§ Source records
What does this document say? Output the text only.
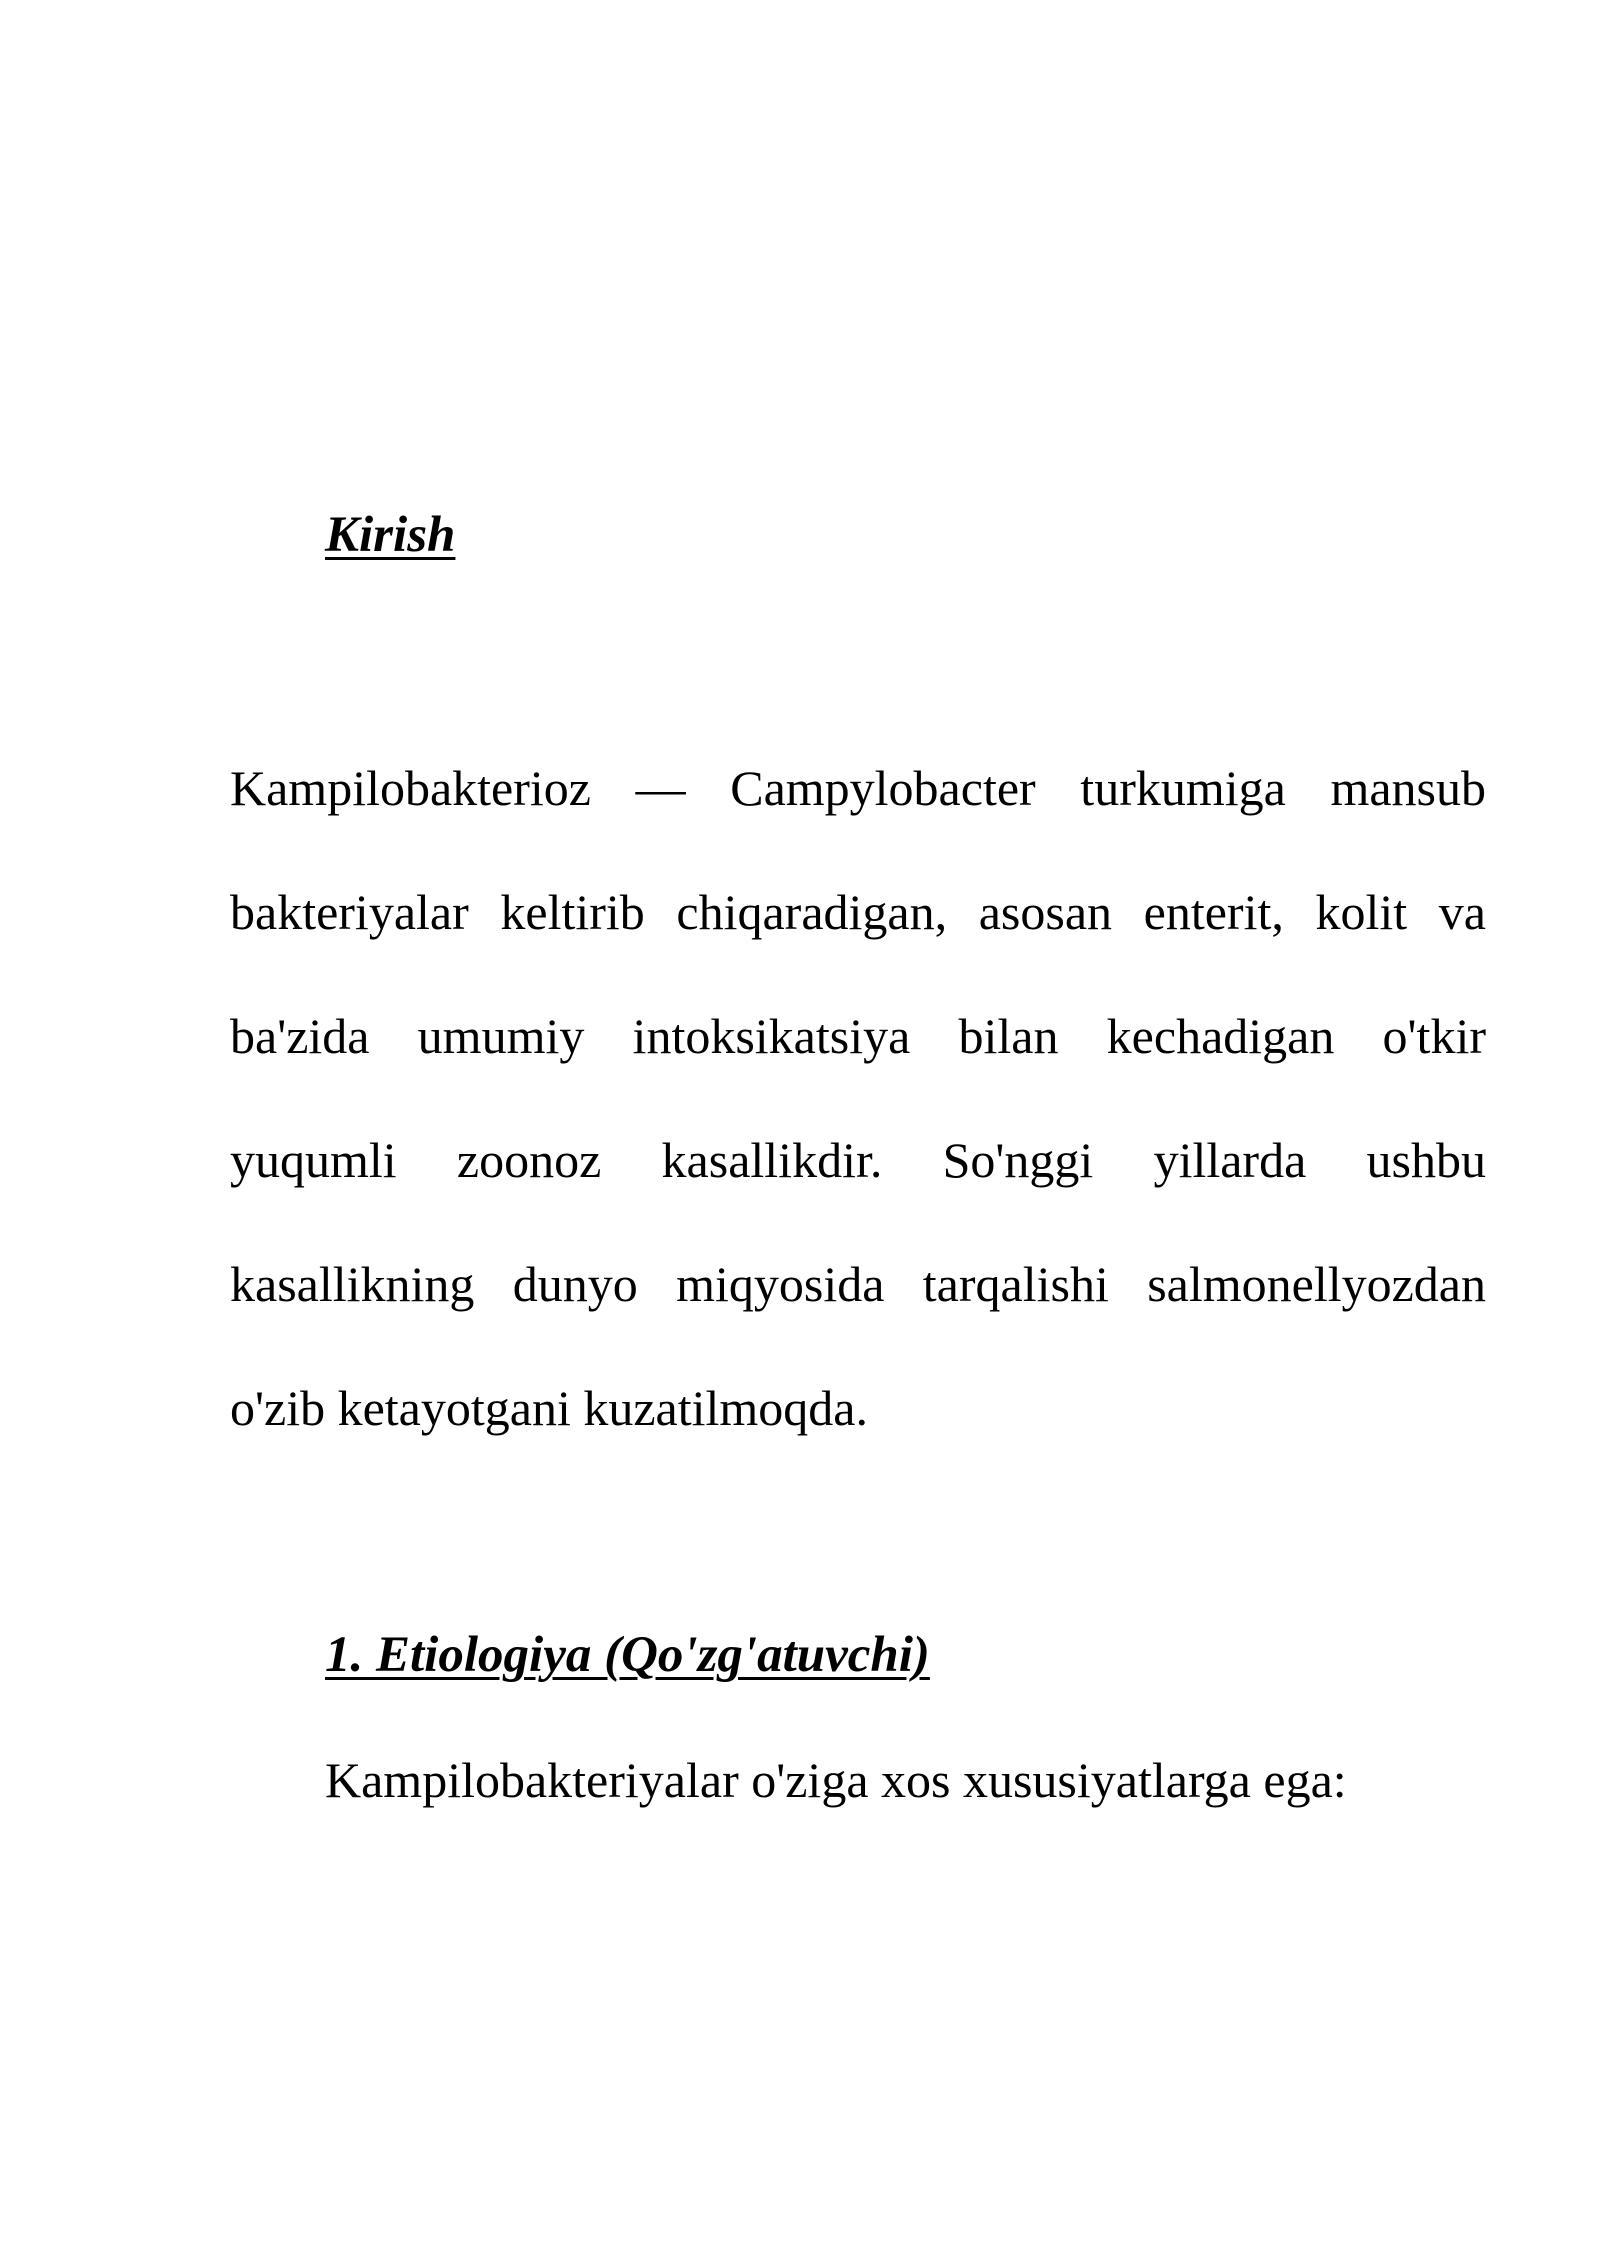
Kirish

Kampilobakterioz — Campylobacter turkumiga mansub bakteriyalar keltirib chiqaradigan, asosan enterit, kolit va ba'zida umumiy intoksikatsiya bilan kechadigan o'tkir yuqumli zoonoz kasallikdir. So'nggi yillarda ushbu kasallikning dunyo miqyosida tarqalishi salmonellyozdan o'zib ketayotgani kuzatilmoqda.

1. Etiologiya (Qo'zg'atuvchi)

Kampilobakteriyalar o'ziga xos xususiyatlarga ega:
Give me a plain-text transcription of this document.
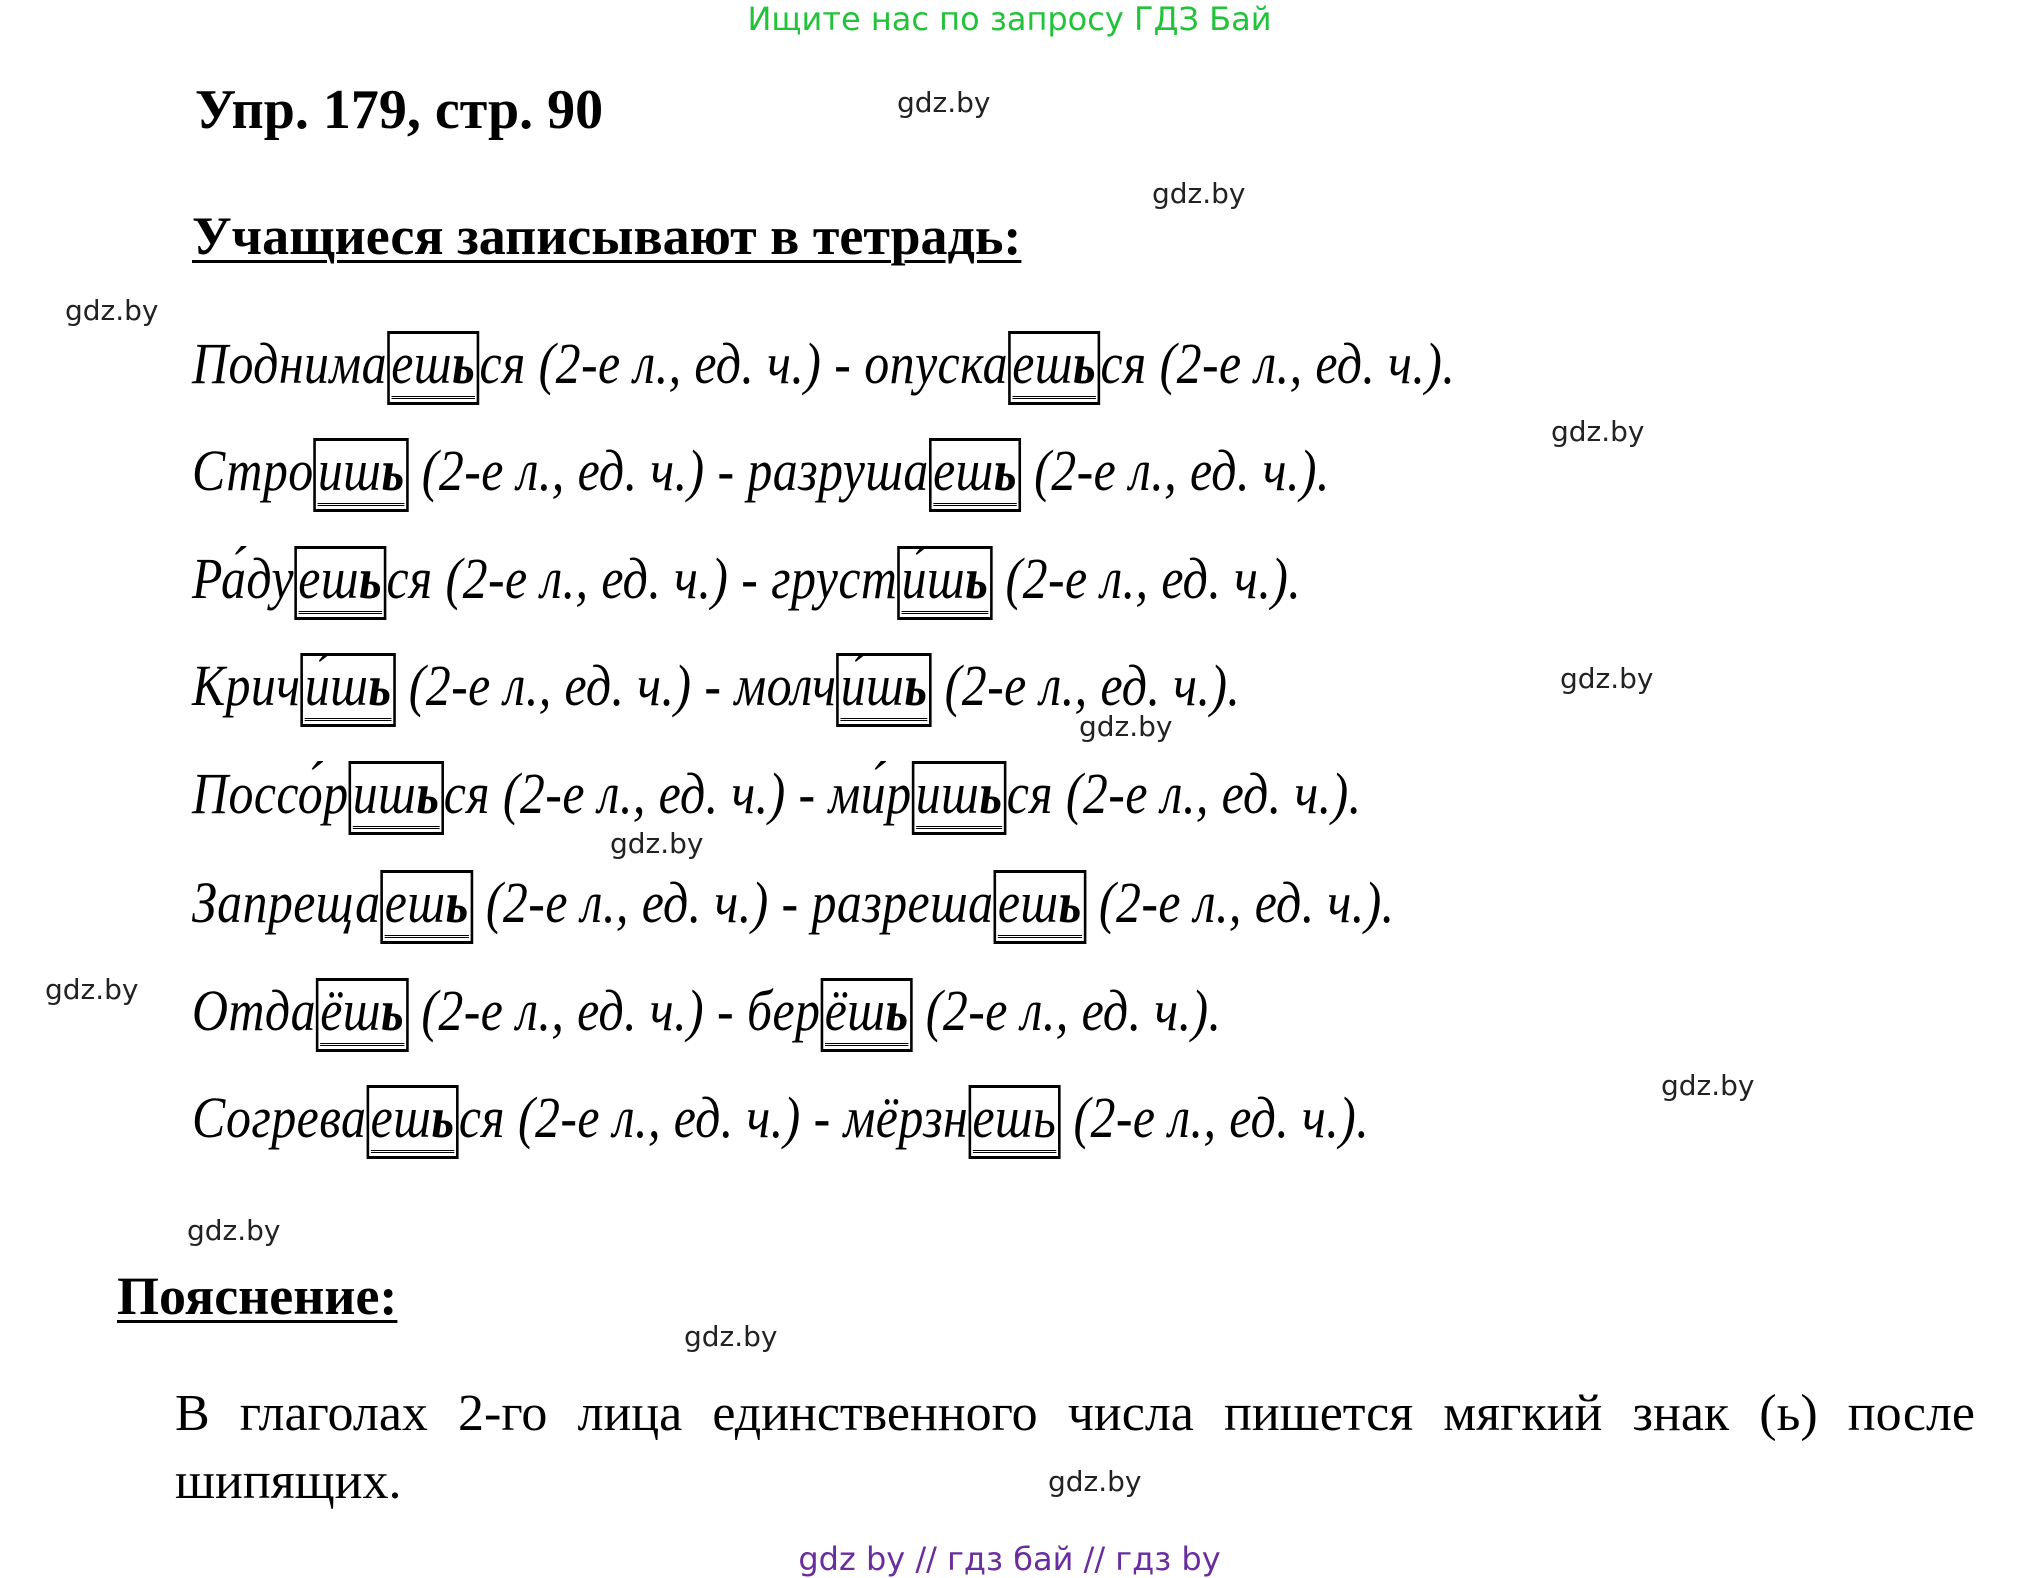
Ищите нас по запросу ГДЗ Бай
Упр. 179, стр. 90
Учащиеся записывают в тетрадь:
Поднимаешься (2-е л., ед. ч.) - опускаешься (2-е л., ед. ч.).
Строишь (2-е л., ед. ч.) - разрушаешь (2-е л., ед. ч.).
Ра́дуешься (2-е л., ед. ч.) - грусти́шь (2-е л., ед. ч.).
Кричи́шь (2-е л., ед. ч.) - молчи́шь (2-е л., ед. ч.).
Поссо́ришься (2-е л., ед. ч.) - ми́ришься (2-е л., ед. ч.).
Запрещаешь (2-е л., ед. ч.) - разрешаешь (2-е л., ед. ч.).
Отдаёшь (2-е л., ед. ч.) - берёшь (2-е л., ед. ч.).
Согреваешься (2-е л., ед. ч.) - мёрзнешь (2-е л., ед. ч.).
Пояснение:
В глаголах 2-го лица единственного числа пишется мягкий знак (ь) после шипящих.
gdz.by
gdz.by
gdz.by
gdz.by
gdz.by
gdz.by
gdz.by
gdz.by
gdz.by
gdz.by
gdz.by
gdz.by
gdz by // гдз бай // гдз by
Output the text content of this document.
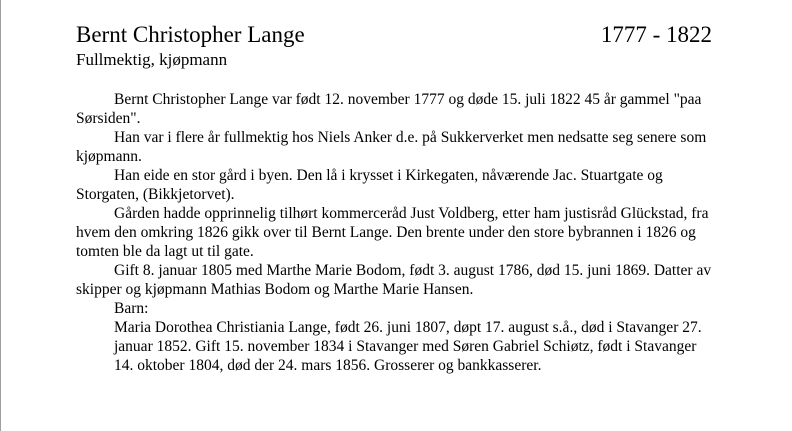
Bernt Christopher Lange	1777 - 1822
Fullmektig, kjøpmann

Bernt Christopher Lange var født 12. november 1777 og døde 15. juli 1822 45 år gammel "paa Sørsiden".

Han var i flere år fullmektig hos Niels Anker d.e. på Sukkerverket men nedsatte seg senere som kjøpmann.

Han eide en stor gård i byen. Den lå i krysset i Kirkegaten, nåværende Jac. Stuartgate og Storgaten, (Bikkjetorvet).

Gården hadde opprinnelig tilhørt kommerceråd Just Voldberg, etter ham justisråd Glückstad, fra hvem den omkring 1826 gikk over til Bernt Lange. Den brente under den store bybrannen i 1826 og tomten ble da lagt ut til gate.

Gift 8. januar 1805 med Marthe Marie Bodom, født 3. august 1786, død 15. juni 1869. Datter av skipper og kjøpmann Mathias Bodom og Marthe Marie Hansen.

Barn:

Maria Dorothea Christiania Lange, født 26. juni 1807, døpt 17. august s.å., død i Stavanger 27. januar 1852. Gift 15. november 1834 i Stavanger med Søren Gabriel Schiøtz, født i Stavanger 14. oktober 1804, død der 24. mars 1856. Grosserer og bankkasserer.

§ Stated exercise
Read the entries and select each line where the word "august" is found.

§ The solution
Gift 8. januar 1805 med Marthe Marie Bodom, født 3. august 1786, død 15. juni 1869. Datter av skipper og kjøpmann Mathias Bodom og Marthe Marie Hansen.
Maria Dorothea Christiania Lange, født 26. juni 1807, døpt 17. august s.å., død i Stavanger 27. januar 1852. Gift 15. november 1834 i Stavanger med Søren Gabriel Schiøtz, født i Stavanger 14. oktober 1804, død der 24. mars 1856. Grosserer og bankkasserer.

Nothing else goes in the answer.